#### OBJECTIVE:
Output all entries verbatim. Skip pictures.

=======

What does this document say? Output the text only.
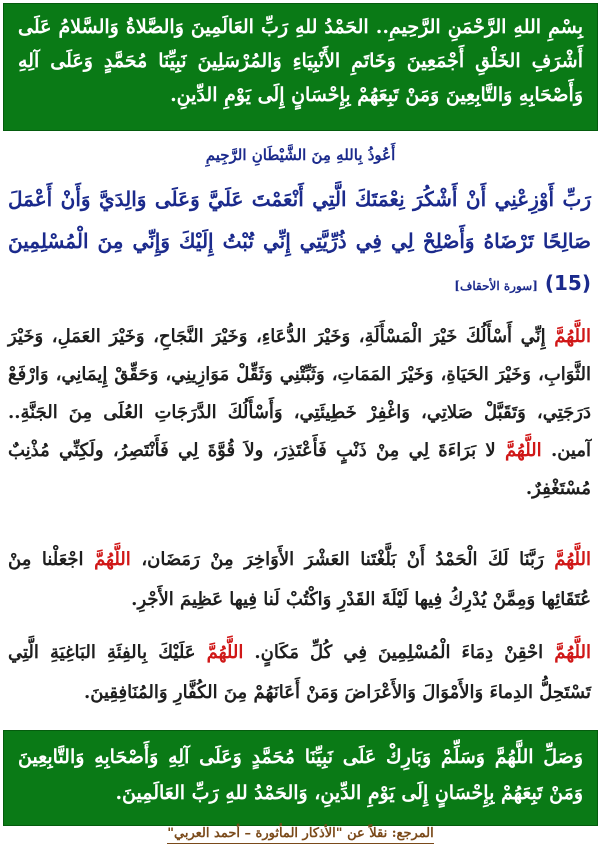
بِسْمِ اللهِ الرَّحْمَنِ الرَّحِيمِ.. الحَمْدُ للهِ رَبِّ العَالَمِينَ وَالصَّلاةُ وَالسَّلامُ عَلَى أَشْرَفِ الخَلْقِ أَجْمَعِينَ وَخَاتَمِ الأَنْبِيَاءِ وَالمُرْسَلِينَ نَبِيِّنَا مُحَمَّدٍ وَعَلَى آلِهِ وَأَصْحَابِهِ وَالتَّابِعِينَ وَمَنْ تَبِعَهُمْ بِإِحْسَانٍ إِلَى يَوْمِ الدِّينِ.
أَعُوذُ بِاللهِ مِنَ الشَّيْطَانِ الرَّجِيمِ
رَبِّ أَوْزِعْنِي أَنْ أَشْكُرَ نِعْمَتَكَ الَّتِي أَنْعَمْتَ عَلَيَّ وَعَلَى وَالِدَيَّ وَأَنْ أَعْمَلَ صَالِحًا تَرْضَاهُ وَأَصْلِحْ لِي فِي ذُرِّيَّتِي إِنِّي تُبْتُ إِلَيْكَ وَإِنِّي مِنَ الْمُسْلِمِينَ (15) [سورة الأحقاف]
اللَّهُمَّ إِنِّي أَسْأَلُكَ خَيْرَ الْمَسْأَلَةِ، وَخَيْرَ الدُّعَاءِ، وَخَيْرَ النَّجَاحِ، وَخَيْرَ العَمَلِ، وَخَيْرَ الثَّوَابِ، وَخَيْرَ الحَيَاةِ، وَخَيْرَ المَمَاتِ، وَثَبِّتْنِي وَثَقِّلْ مَوَازِينِي، وَحَقِّقْ إِيمَانِي، وَارْفَعْ دَرَجَتِي، وَتَقَبَّلْ صَلاتِي، وَاغْفِرْ خَطِيئَتِي، وَأَسْأَلُكَ الدَّرَجَاتِ العُلَى مِنَ الجَنَّةِ.. آمين. اللَّهُمَّ لا بَرَاءَةَ لِي مِنْ ذَنْبٍ فَأَعْتَذِرَ، ولاَ قُوَّةَ لِي فَأَنْتَصِرُ، ولَكِنِّي مُذْنِبٌ مُسْتَغْفِرٌ.
اللَّهُمَّ رَبَّنَا لَكَ الْحَمْدُ أَنْ بَلَّغْتَنا العَشْرَ الأَوَاخِرَ مِنْ رَمَضَان، اللَّهُمَّ اجْعَلْنا مِنْ عُتَقَائِها وَمِمَّنْ يُدْرِكُ فِيها لَيْلَةَ القَدْرِ وَاكْتُبْ لَنا فِيها عَظِيمَ الأَجْرِ.
اللَّهُمَّ احْقِنْ دِمَاءَ الْمُسْلِمِينَ فِي كُلِّ مَكَانٍ. اللَّهُمَّ عَلَيْكَ بِالفِئَةِ البَاغِيَةِ الَّتِي تَسْتَحِلُّ الدِماءَ وَالأَمْوَالَ وَالأَعْرَاضَ وَمَنْ أَعَانَهُمْ مِنَ الكُفَّارِ وَالمُنَافِقِينَ.
وَصَلِّ اللَّهُمَّ وَسَلِّمْ وَبَارِكْ عَلَى نَبِيِّنَا مُحَمَّدٍ وَعَلَى آلِهِ وَأَصْحَابِهِ وَالتَّابِعِينَ وَمَنْ تَبِعَهُمْ بِإِحْسَانٍ إِلَى يَوْمِ الدِّينِ، وَالحَمْدُ للهِ رَبِّ العَالَمِينَ.
المرجع: نقلاً عن "الأذكار المأثورة – أحمد العربي"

=======

#### RESPONSE FOR THIS EXERCISE:
What does this document say? Output the text only.
بِسْمِ اللهِ الرَّحْمَنِ الرَّحِيمِ.. الحَمْدُ للهِ رَبِّ العَالَمِينَ وَالصَّلاةُ وَالسَّلامُ عَلَى أَشْرَفِ الخَلْقِ أَجْمَعِينَ وَخَاتَمِ الأَنْبِيَاءِ وَالمُرْسَلِينَ نَبِيِّنَا مُحَمَّدٍ وَعَلَى آلِهِ وَأَصْحَابِهِ وَالتَّابِعِينَ وَمَنْ تَبِعَهُمْ بِإِحْسَانٍ إِلَى يَوْمِ الدِّينِ.
أَعُوذُ بِاللهِ مِنَ الشَّيْطَانِ الرَّجِيمِ
رَبِّ أَوْزِعْنِي أَنْ أَشْكُرَ نِعْمَتَكَ الَّتِي أَنْعَمْتَ عَلَيَّ وَعَلَى وَالِدَيَّ وَأَنْ أَعْمَلَ صَالِحًا تَرْضَاهُ وَأَصْلِحْ لِي فِي ذُرِّيَّتِي إِنِّي تُبْتُ إِلَيْكَ وَإِنِّي مِنَ الْمُسْلِمِينَ (15) [سورة الأحقاف]
اللَّهُمَّ إِنِّي أَسْأَلُكَ خَيْرَ الْمَسْأَلَةِ، وَخَيْرَ الدُّعَاءِ، وَخَيْرَ النَّجَاحِ، وَخَيْرَ العَمَلِ، وَخَيْرَ الثَّوَابِ، وَخَيْرَ الحَيَاةِ، وَخَيْرَ المَمَاتِ، وَثَبِّتْنِي وَثَقِّلْ مَوَازِينِي، وَحَقِّقْ إِيمَانِي، وَارْفَعْ دَرَجَتِي، وَتَقَبَّلْ صَلاتِي، وَاغْفِرْ خَطِيئَتِي، وَأَسْأَلُكَ الدَّرَجَاتِ العُلَى مِنَ الجَنَّةِ.. آمين. اللَّهُمَّ لا بَرَاءَةَ لِي مِنْ ذَنْبٍ فَأَعْتَذِرَ، ولاَ قُوَّةَ لِي فَأَنْتَصِرُ، ولَكِنِّي مُذْنِبٌ مُسْتَغْفِرٌ.
اللَّهُمَّ رَبَّنَا لَكَ الْحَمْدُ أَنْ بَلَّغْتَنا العَشْرَ الأَوَاخِرَ مِنْ رَمَضَان، اللَّهُمَّ اجْعَلْنا مِنْ عُتَقَائِها وَمِمَّنْ يُدْرِكُ فِيها لَيْلَةَ القَدْرِ وَاكْتُبْ لَنا فِيها عَظِيمَ الأَجْرِ.
اللَّهُمَّ احْقِنْ دِمَاءَ الْمُسْلِمِينَ فِي كُلِّ مَكَانٍ. اللَّهُمَّ عَلَيْكَ بِالفِئَةِ البَاغِيَةِ الَّتِي تَسْتَحِلُّ الدِماءَ وَالأَمْوَالَ وَالأَعْرَاضَ وَمَنْ أَعَانَهُمْ مِنَ الكُفَّارِ وَالمُنَافِقِينَ.
وَصَلِّ اللَّهُمَّ وَسَلِّمْ وَبَارِكْ عَلَى نَبِيِّنَا مُحَمَّدٍ وَعَلَى آلِهِ وَأَصْحَابِهِ وَالتَّابِعِينَ وَمَنْ تَبِعَهُمْ بِإِحْسَانٍ إِلَى يَوْمِ الدِّينِ، وَالحَمْدُ للهِ رَبِّ العَالَمِينَ.
المرجع: نقلاً عن "الأذكار المأثورة – أحمد العربي"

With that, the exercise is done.